# Your task
Wherever the string "County" appears in a line, extract that line.

-- Begin Records to use --

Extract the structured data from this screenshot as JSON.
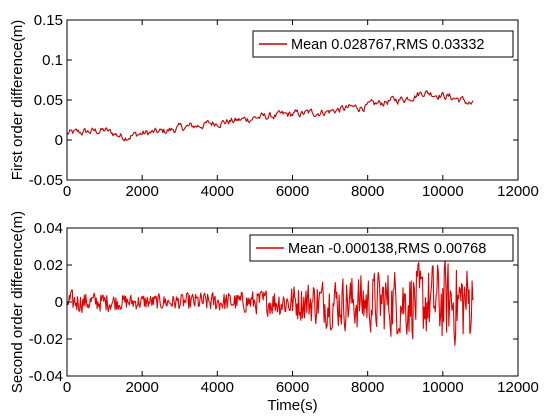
{
  "chart_data": [
    {
      "type": "line",
      "title": "",
      "xlabel": "",
      "ylabel": "First order difference(m)",
      "xlim": [
        0,
        12000
      ],
      "ylim": [
        -0.05,
        0.15
      ],
      "xticks": [
        "0",
        "2000",
        "4000",
        "6000",
        "8000",
        "10000",
        "12000"
      ],
      "yticks": [
        "-0.05",
        "0",
        "0.05",
        "0.1",
        "0.15"
      ],
      "grid": false,
      "legend_position": "top-right",
      "series": [
        {
          "name": "Mean 0.028767,RMS 0.03332",
          "color": "#c00000",
          "x": [
            0,
            500,
            1000,
            1500,
            2000,
            2500,
            3000,
            3500,
            4000,
            4500,
            5000,
            5500,
            6000,
            6500,
            7000,
            7500,
            8000,
            8500,
            9000,
            9500,
            10000,
            10500,
            10800
          ],
          "y": [
            0.008,
            0.01,
            0.012,
            0.004,
            0.008,
            0.01,
            0.015,
            0.018,
            0.022,
            0.024,
            0.028,
            0.03,
            0.032,
            0.034,
            0.036,
            0.04,
            0.042,
            0.048,
            0.052,
            0.06,
            0.056,
            0.05,
            0.044
          ]
        }
      ]
    },
    {
      "type": "line",
      "title": "",
      "xlabel": "Time(s)",
      "ylabel": "Second order difference(m)",
      "xlim": [
        0,
        12000
      ],
      "ylim": [
        -0.04,
        0.04
      ],
      "xticks": [
        "0",
        "2000",
        "4000",
        "6000",
        "8000",
        "10000",
        "12000"
      ],
      "yticks": [
        "-0.04",
        "-0.02",
        "0",
        "0.02",
        "0.04"
      ],
      "grid": false,
      "legend_position": "top-right",
      "series": [
        {
          "name": "Mean -0.000138,RMS 0.00768",
          "color": "#e00000",
          "x": [
            0,
            500,
            1000,
            1500,
            2000,
            2500,
            3000,
            3500,
            4000,
            4500,
            5000,
            5500,
            6000,
            6500,
            7000,
            7500,
            8000,
            8500,
            9000,
            9500,
            10000,
            10500,
            10800
          ],
          "amplitude": [
            0.006,
            0.005,
            0.005,
            0.004,
            0.004,
            0.004,
            0.004,
            0.005,
            0.005,
            0.005,
            0.006,
            0.007,
            0.009,
            0.011,
            0.013,
            0.014,
            0.015,
            0.017,
            0.018,
            0.019,
            0.021,
            0.022,
            0.02
          ]
        }
      ]
    }
  ]
}
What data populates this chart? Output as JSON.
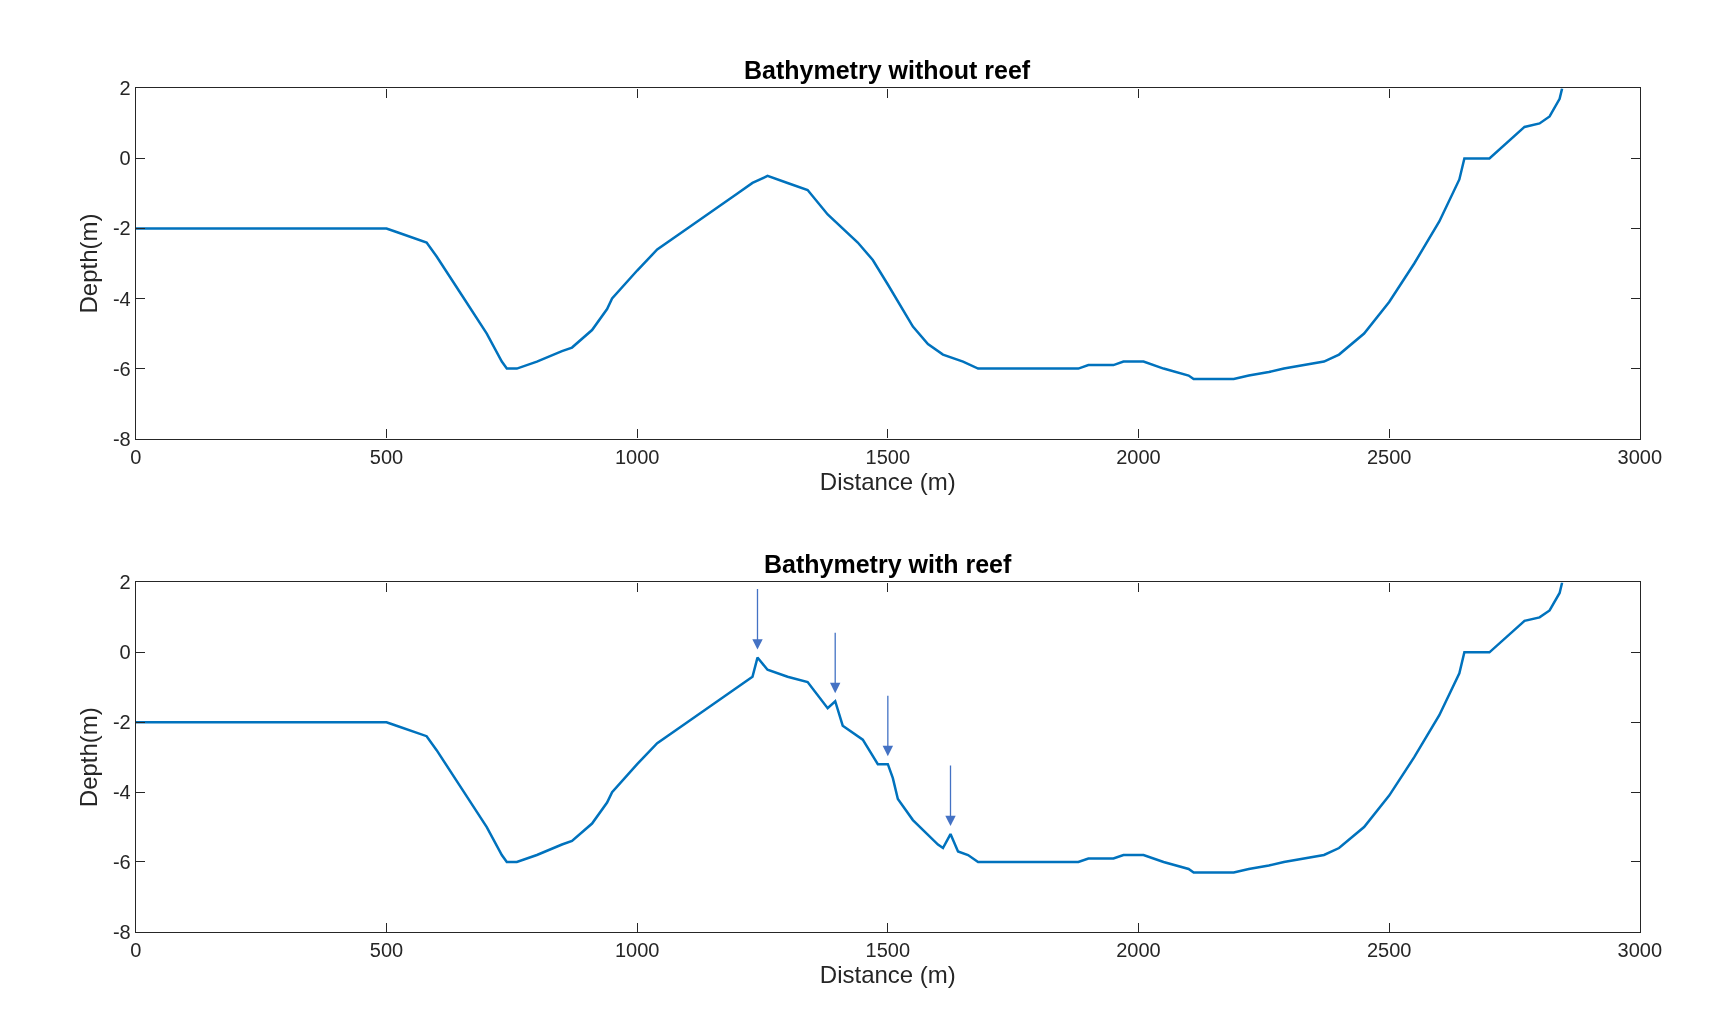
{
  "chart_data": [
    {
      "type": "line",
      "title": "Bathymetry without reef",
      "xlabel": "Distance (m)",
      "ylabel": "Depth(m)",
      "xlim": [
        0,
        3000
      ],
      "ylim": [
        -8,
        2
      ],
      "xticks": [
        0,
        500,
        1000,
        1500,
        2000,
        2500,
        3000
      ],
      "yticks": [
        -8,
        -6,
        -4,
        -2,
        0,
        2
      ],
      "series": [
        {
          "color": "#0072bd",
          "x": [
            0,
            500,
            520,
            580,
            600,
            650,
            700,
            730,
            740,
            760,
            800,
            850,
            870,
            910,
            940,
            950,
            1000,
            1040,
            1100,
            1150,
            1200,
            1230,
            1260,
            1300,
            1340,
            1380,
            1440,
            1470,
            1500,
            1550,
            1580,
            1610,
            1650,
            1680,
            1880,
            1900,
            1950,
            1970,
            2010,
            2050,
            2100,
            2110,
            2190,
            2220,
            2260,
            2290,
            2370,
            2400,
            2450,
            2500,
            2550,
            2600,
            2640,
            2650,
            2700,
            2770,
            2800,
            2820,
            2840,
            2845
          ],
          "values": [
            -2,
            -2,
            -2.1,
            -2.4,
            -2.8,
            -3.9,
            -5.0,
            -5.8,
            -6.0,
            -6.0,
            -5.8,
            -5.5,
            -5.4,
            -4.9,
            -4.3,
            -4.0,
            -3.2,
            -2.6,
            -2.0,
            -1.5,
            -1.0,
            -0.7,
            -0.5,
            -0.7,
            -0.9,
            -1.6,
            -2.4,
            -2.9,
            -3.6,
            -4.8,
            -5.3,
            -5.6,
            -5.8,
            -6.0,
            -6.0,
            -5.9,
            -5.9,
            -5.8,
            -5.8,
            -6.0,
            -6.2,
            -6.3,
            -6.3,
            -6.2,
            -6.1,
            -6.0,
            -5.8,
            -5.6,
            -5.0,
            -4.1,
            -3.0,
            -1.8,
            -0.6,
            0,
            0,
            0.9,
            1.0,
            1.2,
            1.7,
            2.0
          ]
        }
      ]
    },
    {
      "type": "line",
      "title": "Bathymetry with reef",
      "xlabel": "Distance (m)",
      "ylabel": "Depth(m)",
      "xlim": [
        0,
        3000
      ],
      "ylim": [
        -8,
        2
      ],
      "xticks": [
        0,
        500,
        1000,
        1500,
        2000,
        2500,
        3000
      ],
      "yticks": [
        -8,
        -6,
        -4,
        -2,
        0,
        2
      ],
      "series": [
        {
          "color": "#0072bd",
          "x": [
            0,
            500,
            520,
            580,
            600,
            650,
            700,
            730,
            740,
            760,
            800,
            850,
            870,
            910,
            940,
            950,
            1000,
            1040,
            1100,
            1150,
            1200,
            1230,
            1240,
            1260,
            1300,
            1340,
            1380,
            1395,
            1410,
            1450,
            1480,
            1500,
            1510,
            1520,
            1550,
            1600,
            1610,
            1625,
            1640,
            1660,
            1680,
            1880,
            1900,
            1950,
            1970,
            2010,
            2050,
            2100,
            2110,
            2190,
            2220,
            2260,
            2290,
            2370,
            2400,
            2450,
            2500,
            2550,
            2600,
            2640,
            2650,
            2700,
            2770,
            2800,
            2820,
            2840,
            2845
          ],
          "values": [
            -2,
            -2,
            -2.1,
            -2.4,
            -2.8,
            -3.9,
            -5.0,
            -5.8,
            -6.0,
            -6.0,
            -5.8,
            -5.5,
            -5.4,
            -4.9,
            -4.3,
            -4.0,
            -3.2,
            -2.6,
            -2.0,
            -1.5,
            -1.0,
            -0.7,
            -0.15,
            -0.5,
            -0.7,
            -0.85,
            -1.6,
            -1.4,
            -2.1,
            -2.5,
            -3.2,
            -3.2,
            -3.6,
            -4.2,
            -4.8,
            -5.5,
            -5.6,
            -5.2,
            -5.7,
            -5.8,
            -6.0,
            -6.0,
            -5.9,
            -5.9,
            -5.8,
            -5.8,
            -6.0,
            -6.2,
            -6.3,
            -6.3,
            -6.2,
            -6.1,
            -6.0,
            -5.8,
            -5.6,
            -5.0,
            -4.1,
            -3.0,
            -1.8,
            -0.6,
            0,
            0,
            0.9,
            1.0,
            1.2,
            1.7,
            2.0
          ]
        }
      ]
    }
  ]
}
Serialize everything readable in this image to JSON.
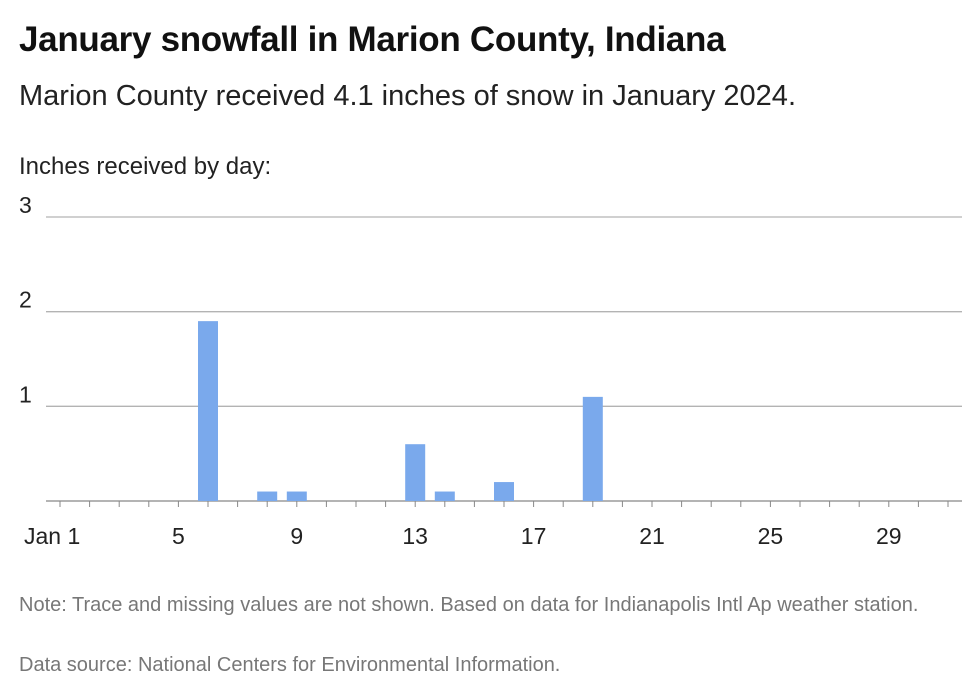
{
  "title": "January snowfall in Marion County, Indiana",
  "subtitle": "Marion County received 4.1 inches of snow in January 2024.",
  "note": "Note: Trace and missing values are not shown. Based on data for Indianapolis Intl Ap weather station.",
  "source": "Data source: National Centers for Environmental Information.",
  "chart_data": {
    "type": "bar",
    "ylabel": "Inches received by day:",
    "xlabel": "",
    "x_ticks": [
      {
        "day": 1,
        "label": "Jan 1"
      },
      {
        "day": 5,
        "label": "5"
      },
      {
        "day": 9,
        "label": "9"
      },
      {
        "day": 13,
        "label": "13"
      },
      {
        "day": 17,
        "label": "17"
      },
      {
        "day": 21,
        "label": "21"
      },
      {
        "day": 25,
        "label": "25"
      },
      {
        "day": 29,
        "label": "29"
      }
    ],
    "y_ticks": [
      1,
      2,
      3
    ],
    "xlim": [
      1,
      31
    ],
    "ylim": [
      0,
      3
    ],
    "grid": true,
    "bar_color": "#7aa9ec",
    "days": [
      6,
      8,
      9,
      13,
      14,
      16,
      19
    ],
    "values": [
      1.9,
      0.1,
      0.1,
      0.6,
      0.1,
      0.2,
      1.1
    ]
  }
}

-- End Records to use --

# Worked answer
  "title": "January snowfall in Marion County, Indiana",
  "subtitle": "Marion County received 4.1 inches of snow in January 2024.",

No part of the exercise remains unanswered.